### PROBLEM TO WORK ON
Copy all the data exactly, except the pictures.

### INPUT ROWS
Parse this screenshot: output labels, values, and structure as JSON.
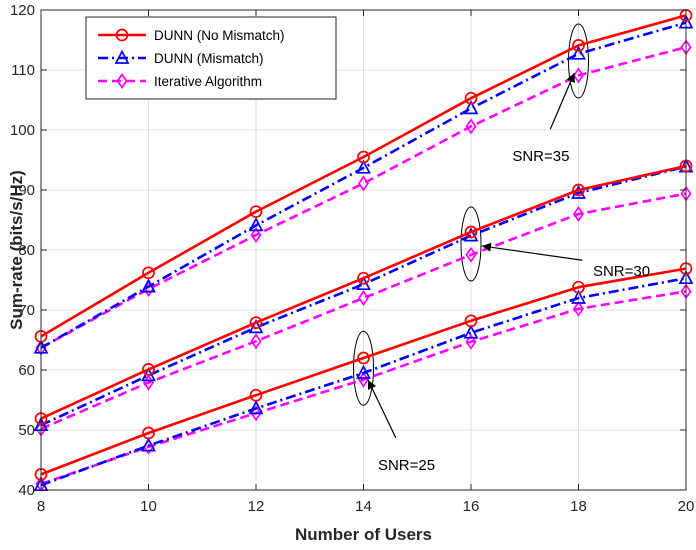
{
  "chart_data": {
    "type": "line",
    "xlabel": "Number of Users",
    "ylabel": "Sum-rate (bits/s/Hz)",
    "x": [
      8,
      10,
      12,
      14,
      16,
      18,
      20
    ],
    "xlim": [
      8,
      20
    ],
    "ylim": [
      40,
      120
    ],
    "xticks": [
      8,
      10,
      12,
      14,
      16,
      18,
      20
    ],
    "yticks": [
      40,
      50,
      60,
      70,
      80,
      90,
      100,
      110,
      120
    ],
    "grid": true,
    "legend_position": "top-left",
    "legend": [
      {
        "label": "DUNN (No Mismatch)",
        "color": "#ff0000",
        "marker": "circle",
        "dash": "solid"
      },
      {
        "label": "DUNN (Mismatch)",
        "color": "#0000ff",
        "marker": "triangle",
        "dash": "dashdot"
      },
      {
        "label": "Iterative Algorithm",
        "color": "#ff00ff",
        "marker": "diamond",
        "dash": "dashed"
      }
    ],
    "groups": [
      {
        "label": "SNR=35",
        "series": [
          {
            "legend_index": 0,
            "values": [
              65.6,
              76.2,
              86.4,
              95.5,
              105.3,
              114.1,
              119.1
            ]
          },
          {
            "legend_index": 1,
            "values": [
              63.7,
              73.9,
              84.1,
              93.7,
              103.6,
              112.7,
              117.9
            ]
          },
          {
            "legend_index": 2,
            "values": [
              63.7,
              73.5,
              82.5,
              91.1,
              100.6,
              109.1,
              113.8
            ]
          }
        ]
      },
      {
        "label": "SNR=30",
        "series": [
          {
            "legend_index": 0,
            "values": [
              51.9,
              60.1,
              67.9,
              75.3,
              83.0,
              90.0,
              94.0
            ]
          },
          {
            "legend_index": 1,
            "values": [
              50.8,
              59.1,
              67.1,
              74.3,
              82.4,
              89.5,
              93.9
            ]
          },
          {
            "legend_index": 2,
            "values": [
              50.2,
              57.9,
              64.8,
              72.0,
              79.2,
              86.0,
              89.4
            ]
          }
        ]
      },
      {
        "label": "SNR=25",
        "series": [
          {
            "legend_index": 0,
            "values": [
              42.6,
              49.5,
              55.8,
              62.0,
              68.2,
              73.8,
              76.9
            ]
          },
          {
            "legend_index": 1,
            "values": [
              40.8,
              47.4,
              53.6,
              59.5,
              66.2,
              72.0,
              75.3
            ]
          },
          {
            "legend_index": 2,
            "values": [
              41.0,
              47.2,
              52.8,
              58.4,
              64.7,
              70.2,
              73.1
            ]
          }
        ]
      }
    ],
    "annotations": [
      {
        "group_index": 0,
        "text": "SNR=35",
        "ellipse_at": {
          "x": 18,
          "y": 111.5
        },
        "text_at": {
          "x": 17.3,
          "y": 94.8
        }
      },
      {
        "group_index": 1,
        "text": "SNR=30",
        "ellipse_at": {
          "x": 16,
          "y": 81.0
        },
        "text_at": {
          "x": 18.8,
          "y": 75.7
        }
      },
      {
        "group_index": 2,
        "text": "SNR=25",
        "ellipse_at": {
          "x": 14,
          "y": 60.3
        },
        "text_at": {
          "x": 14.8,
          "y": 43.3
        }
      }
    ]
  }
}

### WRITTEN SOLUTION
Parse this screenshot: output labels, values, and structure as JSON.
{
  "chart_data": {
    "type": "line",
    "xlabel": "Number of Users",
    "ylabel": "Sum-rate (bits/s/Hz)",
    "x": [
      8,
      10,
      12,
      14,
      16,
      18,
      20
    ],
    "xlim": [
      8,
      20
    ],
    "ylim": [
      40,
      120
    ],
    "xticks": [
      8,
      10,
      12,
      14,
      16,
      18,
      20
    ],
    "yticks": [
      40,
      50,
      60,
      70,
      80,
      90,
      100,
      110,
      120
    ],
    "grid": true,
    "legend_position": "top-left",
    "legend": [
      {
        "label": "DUNN (No Mismatch)",
        "color": "#ff0000",
        "marker": "circle",
        "dash": "solid"
      },
      {
        "label": "DUNN (Mismatch)",
        "color": "#0000ff",
        "marker": "triangle",
        "dash": "dashdot"
      },
      {
        "label": "Iterative Algorithm",
        "color": "#ff00ff",
        "marker": "diamond",
        "dash": "dashed"
      }
    ],
    "groups": [
      {
        "label": "SNR=35",
        "series": [
          {
            "legend_index": 0,
            "values": [
              65.6,
              76.2,
              86.4,
              95.5,
              105.3,
              114.1,
              119.1
            ]
          },
          {
            "legend_index": 1,
            "values": [
              63.7,
              73.9,
              84.1,
              93.7,
              103.6,
              112.7,
              117.9
            ]
          },
          {
            "legend_index": 2,
            "values": [
              63.7,
              73.5,
              82.5,
              91.1,
              100.6,
              109.1,
              113.8
            ]
          }
        ]
      },
      {
        "label": "SNR=30",
        "series": [
          {
            "legend_index": 0,
            "values": [
              51.9,
              60.1,
              67.9,
              75.3,
              83.0,
              90.0,
              94.0
            ]
          },
          {
            "legend_index": 1,
            "values": [
              50.8,
              59.1,
              67.1,
              74.3,
              82.4,
              89.5,
              93.9
            ]
          },
          {
            "legend_index": 2,
            "values": [
              50.2,
              57.9,
              64.8,
              72.0,
              79.2,
              86.0,
              89.4
            ]
          }
        ]
      },
      {
        "label": "SNR=25",
        "series": [
          {
            "legend_index": 0,
            "values": [
              42.6,
              49.5,
              55.8,
              62.0,
              68.2,
              73.8,
              76.9
            ]
          },
          {
            "legend_index": 1,
            "values": [
              40.8,
              47.4,
              53.6,
              59.5,
              66.2,
              72.0,
              75.3
            ]
          },
          {
            "legend_index": 2,
            "values": [
              41.0,
              47.2,
              52.8,
              58.4,
              64.7,
              70.2,
              73.1
            ]
          }
        ]
      }
    ],
    "annotations": [
      {
        "group_index": 0,
        "text": "SNR=35",
        "ellipse_at": {
          "x": 18,
          "y": 111.5
        },
        "text_at": {
          "x": 17.3,
          "y": 94.8
        }
      },
      {
        "group_index": 1,
        "text": "SNR=30",
        "ellipse_at": {
          "x": 16,
          "y": 81.0
        },
        "text_at": {
          "x": 18.8,
          "y": 75.7
        }
      },
      {
        "group_index": 2,
        "text": "SNR=25",
        "ellipse_at": {
          "x": 14,
          "y": 60.3
        },
        "text_at": {
          "x": 14.8,
          "y": 43.3
        }
      }
    ]
  }
}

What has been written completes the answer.